** start Input for this task **

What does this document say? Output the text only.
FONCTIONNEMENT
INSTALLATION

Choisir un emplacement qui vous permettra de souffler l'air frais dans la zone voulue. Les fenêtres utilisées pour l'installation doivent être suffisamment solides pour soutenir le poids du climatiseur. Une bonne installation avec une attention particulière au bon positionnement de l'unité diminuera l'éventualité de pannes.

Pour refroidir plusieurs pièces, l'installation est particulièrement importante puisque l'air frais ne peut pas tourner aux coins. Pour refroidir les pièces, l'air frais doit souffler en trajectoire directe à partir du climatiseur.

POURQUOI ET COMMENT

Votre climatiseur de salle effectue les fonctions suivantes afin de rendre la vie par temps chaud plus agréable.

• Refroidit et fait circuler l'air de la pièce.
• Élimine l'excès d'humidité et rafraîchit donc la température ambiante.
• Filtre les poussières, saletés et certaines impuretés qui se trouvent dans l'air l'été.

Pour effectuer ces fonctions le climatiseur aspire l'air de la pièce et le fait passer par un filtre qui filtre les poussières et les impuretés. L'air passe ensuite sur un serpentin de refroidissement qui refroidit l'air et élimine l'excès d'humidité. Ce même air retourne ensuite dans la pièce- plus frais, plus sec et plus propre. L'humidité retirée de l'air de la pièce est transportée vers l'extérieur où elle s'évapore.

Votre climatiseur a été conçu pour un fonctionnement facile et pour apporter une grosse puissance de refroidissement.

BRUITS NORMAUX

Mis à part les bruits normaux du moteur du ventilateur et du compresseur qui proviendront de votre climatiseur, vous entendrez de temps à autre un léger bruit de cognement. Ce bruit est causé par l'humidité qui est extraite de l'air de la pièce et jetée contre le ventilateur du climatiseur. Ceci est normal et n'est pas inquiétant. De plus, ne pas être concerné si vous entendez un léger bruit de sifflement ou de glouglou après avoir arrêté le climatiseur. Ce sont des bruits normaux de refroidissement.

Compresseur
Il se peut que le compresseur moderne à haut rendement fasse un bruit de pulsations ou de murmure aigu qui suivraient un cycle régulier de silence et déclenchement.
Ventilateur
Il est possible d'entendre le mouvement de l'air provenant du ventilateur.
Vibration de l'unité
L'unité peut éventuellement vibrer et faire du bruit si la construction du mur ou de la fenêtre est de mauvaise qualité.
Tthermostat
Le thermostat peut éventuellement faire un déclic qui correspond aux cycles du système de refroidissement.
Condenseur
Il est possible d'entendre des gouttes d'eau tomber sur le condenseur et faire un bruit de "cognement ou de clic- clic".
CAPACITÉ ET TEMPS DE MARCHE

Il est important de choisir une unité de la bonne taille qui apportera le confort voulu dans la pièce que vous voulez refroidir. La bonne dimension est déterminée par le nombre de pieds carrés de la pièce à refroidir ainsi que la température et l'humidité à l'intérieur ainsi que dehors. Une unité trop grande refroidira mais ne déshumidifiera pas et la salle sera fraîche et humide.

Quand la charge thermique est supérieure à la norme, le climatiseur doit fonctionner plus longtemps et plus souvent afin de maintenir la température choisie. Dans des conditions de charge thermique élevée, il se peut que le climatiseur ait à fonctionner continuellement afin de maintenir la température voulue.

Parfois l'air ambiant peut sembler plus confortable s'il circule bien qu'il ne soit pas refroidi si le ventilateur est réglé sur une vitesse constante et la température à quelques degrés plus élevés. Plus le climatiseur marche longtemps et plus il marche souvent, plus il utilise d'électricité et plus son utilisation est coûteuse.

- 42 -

** end Input for this task **

» **Brief**:
Reproduce the material above exactly; please quote every line of it.

» **Task output**:
What does this document say? Output the text only.
FONCTIONNEMENT
INSTALLATION

Choisir un emplacement qui vous permettra de souffler l'air frais dans la zone voulue. Les fenêtres utilisées pour l'installation doivent être suffisamment solides pour soutenir le poids du climatiseur. Une bonne installation avec une attention particulière au bon positionnement de l'unité diminuera l'éventualité de pannes.

Pour refroidir plusieurs pièces, l'installation est particulièrement importante puisque l'air frais ne peut pas tourner aux coins. Pour refroidir les pièces, l'air frais doit souffler en trajectoire directe à partir du climatiseur.

POURQUOI ET COMMENT

Votre climatiseur de salle effectue les fonctions suivantes afin de rendre la vie par temps chaud plus agréable.

• Refroidit et fait circuler l'air de la pièce.
• Élimine l'excès d'humidité et rafraîchit donc la température ambiante.
• Filtre les poussières, saletés et certaines impuretés qui se trouvent dans l'air l'été.

Pour effectuer ces fonctions le climatiseur aspire l'air de la pièce et le fait passer par un filtre qui filtre les poussières et les impuretés. L'air passe ensuite sur un serpentin de refroidissement qui refroidit l'air et élimine l'excès d'humidité. Ce même air retourne ensuite dans la pièce- plus frais, plus sec et plus propre. L'humidité retirée de l'air de la pièce est transportée vers l'extérieur où elle s'évapore.

Votre climatiseur a été conçu pour un fonctionnement facile et pour apporter une grosse puissance de refroidissement.

BRUITS NORMAUX

Mis à part les bruits normaux du moteur du ventilateur et du compresseur qui proviendront de votre climatiseur, vous entendrez de temps à autre un léger bruit de cognement. Ce bruit est causé par l'humidité qui est extraite de l'air de la pièce et jetée contre le ventilateur du climatiseur. Ceci est normal et n'est pas inquiétant. De plus, ne pas être concerné si vous entendez un léger bruit de sifflement ou de glouglou après avoir arrêté le climatiseur. Ce sont des bruits normaux de refroidissement.

Compresseur
Il se peut que le compresseur moderne à haut rendement fasse un bruit de pulsations ou de murmure aigu qui suivraient un cycle régulier de silence et déclenchement.
Ventilateur
Il est possible d'entendre le mouvement de l'air provenant du ventilateur.
Vibration de l'unité
L'unité peut éventuellement vibrer et faire du bruit si la construction du mur ou de la fenêtre est de mauvaise qualité.
Tthermostat
Le thermostat peut éventuellement faire un déclic qui correspond aux cycles du système de refroidissement.
Condenseur
Il est possible d'entendre des gouttes d'eau tomber sur le condenseur et faire un bruit de "cognement ou de clic- clic".
CAPACITÉ ET TEMPS DE MARCHE

Il est important de choisir une unité de la bonne taille qui apportera le confort voulu dans la pièce que vous voulez refroidir. La bonne dimension est déterminée par le nombre de pieds carrés de la pièce à refroidir ainsi que la température et l'humidité à l'intérieur ainsi que dehors. Une unité trop grande refroidira mais ne déshumidifiera pas et la salle sera fraîche et humide.

Quand la charge thermique est supérieure à la norme, le climatiseur doit fonctionner plus longtemps et plus souvent afin de maintenir la température choisie. Dans des conditions de charge thermique élevée, il se peut que le climatiseur ait à fonctionner continuellement afin de maintenir la température voulue.

Parfois l'air ambiant peut sembler plus confortable s'il circule bien qu'il ne soit pas refroidi si le ventilateur est réglé sur une vitesse constante et la température à quelques degrés plus élevés. Plus le climatiseur marche longtemps et plus il marche souvent, plus il utilise d'électricité et plus son utilisation est coûteuse.

- 42 -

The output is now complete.